Each entry below is to be transcribed exactly.

****************

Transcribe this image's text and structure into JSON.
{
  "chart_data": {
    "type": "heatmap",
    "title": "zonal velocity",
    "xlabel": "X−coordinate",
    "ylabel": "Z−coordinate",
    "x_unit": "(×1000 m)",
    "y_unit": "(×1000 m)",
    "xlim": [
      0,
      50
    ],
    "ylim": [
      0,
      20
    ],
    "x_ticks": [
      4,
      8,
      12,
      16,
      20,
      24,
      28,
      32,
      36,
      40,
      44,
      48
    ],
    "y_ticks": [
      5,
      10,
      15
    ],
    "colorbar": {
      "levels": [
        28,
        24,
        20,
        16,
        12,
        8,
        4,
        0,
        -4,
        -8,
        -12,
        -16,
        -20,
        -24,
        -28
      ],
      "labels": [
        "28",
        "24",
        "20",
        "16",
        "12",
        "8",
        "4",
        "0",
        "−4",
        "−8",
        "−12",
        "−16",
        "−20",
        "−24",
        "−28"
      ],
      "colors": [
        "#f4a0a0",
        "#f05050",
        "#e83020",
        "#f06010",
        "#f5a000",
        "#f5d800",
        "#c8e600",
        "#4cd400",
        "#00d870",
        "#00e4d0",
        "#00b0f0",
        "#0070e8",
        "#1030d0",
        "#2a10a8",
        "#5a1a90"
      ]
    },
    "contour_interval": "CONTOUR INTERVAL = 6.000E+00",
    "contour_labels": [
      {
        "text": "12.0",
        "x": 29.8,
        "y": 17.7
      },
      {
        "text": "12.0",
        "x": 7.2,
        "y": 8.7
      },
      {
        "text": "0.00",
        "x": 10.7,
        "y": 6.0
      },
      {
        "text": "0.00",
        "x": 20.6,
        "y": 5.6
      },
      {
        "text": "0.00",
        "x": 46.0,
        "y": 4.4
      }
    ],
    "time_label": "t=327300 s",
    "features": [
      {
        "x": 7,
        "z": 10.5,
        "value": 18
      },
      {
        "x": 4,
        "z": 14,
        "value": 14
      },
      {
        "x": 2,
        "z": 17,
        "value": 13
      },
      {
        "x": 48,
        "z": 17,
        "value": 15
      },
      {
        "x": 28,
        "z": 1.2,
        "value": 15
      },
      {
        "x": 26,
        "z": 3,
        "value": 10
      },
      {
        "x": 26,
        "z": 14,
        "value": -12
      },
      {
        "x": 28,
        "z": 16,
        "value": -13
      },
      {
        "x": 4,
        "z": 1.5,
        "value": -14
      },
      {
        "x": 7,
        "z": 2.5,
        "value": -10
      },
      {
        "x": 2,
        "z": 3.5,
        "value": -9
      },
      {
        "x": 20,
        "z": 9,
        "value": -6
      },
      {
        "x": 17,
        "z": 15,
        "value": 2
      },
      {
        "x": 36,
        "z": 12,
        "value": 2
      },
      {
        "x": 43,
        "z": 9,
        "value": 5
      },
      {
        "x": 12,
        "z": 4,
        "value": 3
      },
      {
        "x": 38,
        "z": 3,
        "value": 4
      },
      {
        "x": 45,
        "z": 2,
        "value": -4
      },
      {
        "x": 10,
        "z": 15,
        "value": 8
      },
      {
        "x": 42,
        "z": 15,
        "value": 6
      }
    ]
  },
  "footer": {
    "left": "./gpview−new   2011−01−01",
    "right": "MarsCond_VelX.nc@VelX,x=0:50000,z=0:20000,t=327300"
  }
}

****************

● RESPONSE
Transcribe this image's text and structure into JSON.
{
  "chart_data": {
    "type": "heatmap",
    "title": "zonal velocity",
    "xlabel": "X−coordinate",
    "ylabel": "Z−coordinate",
    "x_unit": "(×1000 m)",
    "y_unit": "(×1000 m)",
    "xlim": [
      0,
      50
    ],
    "ylim": [
      0,
      20
    ],
    "x_ticks": [
      4,
      8,
      12,
      16,
      20,
      24,
      28,
      32,
      36,
      40,
      44,
      48
    ],
    "y_ticks": [
      5,
      10,
      15
    ],
    "colorbar": {
      "levels": [
        28,
        24,
        20,
        16,
        12,
        8,
        4,
        0,
        -4,
        -8,
        -12,
        -16,
        -20,
        -24,
        -28
      ],
      "labels": [
        "28",
        "24",
        "20",
        "16",
        "12",
        "8",
        "4",
        "0",
        "−4",
        "−8",
        "−12",
        "−16",
        "−20",
        "−24",
        "−28"
      ],
      "colors": [
        "#f4a0a0",
        "#f05050",
        "#e83020",
        "#f06010",
        "#f5a000",
        "#f5d800",
        "#c8e600",
        "#4cd400",
        "#00d870",
        "#00e4d0",
        "#00b0f0",
        "#0070e8",
        "#1030d0",
        "#2a10a8",
        "#5a1a90"
      ]
    },
    "contour_interval": "CONTOUR INTERVAL = 6.000E+00",
    "contour_labels": [
      {
        "text": "12.0",
        "x": 29.8,
        "y": 17.7
      },
      {
        "text": "12.0",
        "x": 7.2,
        "y": 8.7
      },
      {
        "text": "0.00",
        "x": 10.7,
        "y": 6.0
      },
      {
        "text": "0.00",
        "x": 20.6,
        "y": 5.6
      },
      {
        "text": "0.00",
        "x": 46.0,
        "y": 4.4
      }
    ],
    "time_label": "t=327300 s",
    "features": [
      {
        "x": 7,
        "z": 10.5,
        "value": 18
      },
      {
        "x": 4,
        "z": 14,
        "value": 14
      },
      {
        "x": 2,
        "z": 17,
        "value": 13
      },
      {
        "x": 48,
        "z": 17,
        "value": 15
      },
      {
        "x": 28,
        "z": 1.2,
        "value": 15
      },
      {
        "x": 26,
        "z": 3,
        "value": 10
      },
      {
        "x": 26,
        "z": 14,
        "value": -12
      },
      {
        "x": 28,
        "z": 16,
        "value": -13
      },
      {
        "x": 4,
        "z": 1.5,
        "value": -14
      },
      {
        "x": 7,
        "z": 2.5,
        "value": -10
      },
      {
        "x": 2,
        "z": 3.5,
        "value": -9
      },
      {
        "x": 20,
        "z": 9,
        "value": -6
      },
      {
        "x": 17,
        "z": 15,
        "value": 2
      },
      {
        "x": 36,
        "z": 12,
        "value": 2
      },
      {
        "x": 43,
        "z": 9,
        "value": 5
      },
      {
        "x": 12,
        "z": 4,
        "value": 3
      },
      {
        "x": 38,
        "z": 3,
        "value": 4
      },
      {
        "x": 45,
        "z": 2,
        "value": -4
      },
      {
        "x": 10,
        "z": 15,
        "value": 8
      },
      {
        "x": 42,
        "z": 15,
        "value": 6
      }
    ]
  },
  "footer": {
    "left": "./gpview−new   2011−01−01",
    "right": "MarsCond_VelX.nc@VelX,x=0:50000,z=0:20000,t=327300"
  }
}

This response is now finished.